(Dataset entries)

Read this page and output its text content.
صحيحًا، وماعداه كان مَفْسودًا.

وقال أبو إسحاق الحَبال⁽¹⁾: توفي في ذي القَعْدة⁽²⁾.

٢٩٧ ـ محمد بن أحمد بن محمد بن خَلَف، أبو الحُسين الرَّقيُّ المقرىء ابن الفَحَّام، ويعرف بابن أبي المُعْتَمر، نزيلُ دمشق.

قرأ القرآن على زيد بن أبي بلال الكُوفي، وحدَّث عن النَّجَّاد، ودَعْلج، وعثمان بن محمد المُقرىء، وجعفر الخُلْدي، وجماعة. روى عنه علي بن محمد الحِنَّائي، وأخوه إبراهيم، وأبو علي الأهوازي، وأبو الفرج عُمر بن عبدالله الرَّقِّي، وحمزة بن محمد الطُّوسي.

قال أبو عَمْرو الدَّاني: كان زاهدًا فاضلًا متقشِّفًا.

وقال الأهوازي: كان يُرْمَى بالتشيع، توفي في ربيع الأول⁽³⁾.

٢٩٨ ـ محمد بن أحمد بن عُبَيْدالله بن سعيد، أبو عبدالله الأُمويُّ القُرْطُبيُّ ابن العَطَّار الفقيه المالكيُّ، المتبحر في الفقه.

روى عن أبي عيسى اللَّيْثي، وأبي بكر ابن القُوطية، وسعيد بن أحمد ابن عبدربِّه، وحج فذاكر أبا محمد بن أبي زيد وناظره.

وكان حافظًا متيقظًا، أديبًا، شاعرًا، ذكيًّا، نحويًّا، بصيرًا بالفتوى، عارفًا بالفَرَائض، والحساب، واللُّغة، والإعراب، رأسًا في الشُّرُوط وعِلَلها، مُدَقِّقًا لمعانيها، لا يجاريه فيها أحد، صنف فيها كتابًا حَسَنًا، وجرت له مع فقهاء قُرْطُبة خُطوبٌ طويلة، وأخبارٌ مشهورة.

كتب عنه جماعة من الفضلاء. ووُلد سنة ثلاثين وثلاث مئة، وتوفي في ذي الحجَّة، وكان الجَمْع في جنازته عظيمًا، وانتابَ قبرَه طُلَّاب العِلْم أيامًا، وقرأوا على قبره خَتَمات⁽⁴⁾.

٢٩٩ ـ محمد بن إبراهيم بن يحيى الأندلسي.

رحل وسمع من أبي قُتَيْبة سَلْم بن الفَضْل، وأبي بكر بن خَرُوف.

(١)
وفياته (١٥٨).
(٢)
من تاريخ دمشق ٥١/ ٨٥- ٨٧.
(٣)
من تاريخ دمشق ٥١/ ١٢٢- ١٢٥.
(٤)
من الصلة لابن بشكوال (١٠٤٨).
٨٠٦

• WRITTEN INSTRUCTION
Quote all the records exactly, please, leaving none out.

• RESPONSE TO THIS EXERCISE
Read this page and output its text content.
صحيحًا، وماعداه كان مَفْسودًا.

وقال أبو إسحاق الحَبال⁽¹⁾: توفي في ذي القَعْدة⁽²⁾.

٢٩٧ ـ محمد بن أحمد بن محمد بن خَلَف، أبو الحُسين الرَّقيُّ المقرىء ابن الفَحَّام، ويعرف بابن أبي المُعْتَمر، نزيلُ دمشق.

قرأ القرآن على زيد بن أبي بلال الكُوفي، وحدَّث عن النَّجَّاد، ودَعْلج، وعثمان بن محمد المُقرىء، وجعفر الخُلْدي، وجماعة. روى عنه علي بن محمد الحِنَّائي، وأخوه إبراهيم، وأبو علي الأهوازي، وأبو الفرج عُمر بن عبدالله الرَّقِّي، وحمزة بن محمد الطُّوسي.

قال أبو عَمْرو الدَّاني: كان زاهدًا فاضلًا متقشِّفًا.

وقال الأهوازي: كان يُرْمَى بالتشيع، توفي في ربيع الأول⁽³⁾.

٢٩٨ ـ محمد بن أحمد بن عُبَيْدالله بن سعيد، أبو عبدالله الأُمويُّ القُرْطُبيُّ ابن العَطَّار الفقيه المالكيُّ، المتبحر في الفقه.

روى عن أبي عيسى اللَّيْثي، وأبي بكر ابن القُوطية، وسعيد بن أحمد ابن عبدربِّه، وحج فذاكر أبا محمد بن أبي زيد وناظره.

وكان حافظًا متيقظًا، أديبًا، شاعرًا، ذكيًّا، نحويًّا، بصيرًا بالفتوى، عارفًا بالفَرَائض، والحساب، واللُّغة، والإعراب، رأسًا في الشُّرُوط وعِلَلها، مُدَقِّقًا لمعانيها، لا يجاريه فيها أحد، صنف فيها كتابًا حَسَنًا، وجرت له مع فقهاء قُرْطُبة خُطوبٌ طويلة، وأخبارٌ مشهورة.

كتب عنه جماعة من الفضلاء. ووُلد سنة ثلاثين وثلاث مئة، وتوفي في ذي الحجَّة، وكان الجَمْع في جنازته عظيمًا، وانتابَ قبرَه طُلَّاب العِلْم أيامًا، وقرأوا على قبره خَتَمات⁽⁴⁾.

٢٩٩ ـ محمد بن إبراهيم بن يحيى الأندلسي.

رحل وسمع من أبي قُتَيْبة سَلْم بن الفَضْل، وأبي بكر بن خَرُوف.

(١)
وفياته (١٥٨).
(٢)
من تاريخ دمشق ٥١/ ٨٥- ٨٧.
(٣)
من تاريخ دمشق ٥١/ ١٢٢- ١٢٥.
(٤)
من الصلة لابن بشكوال (١٠٤٨).
٨٠٦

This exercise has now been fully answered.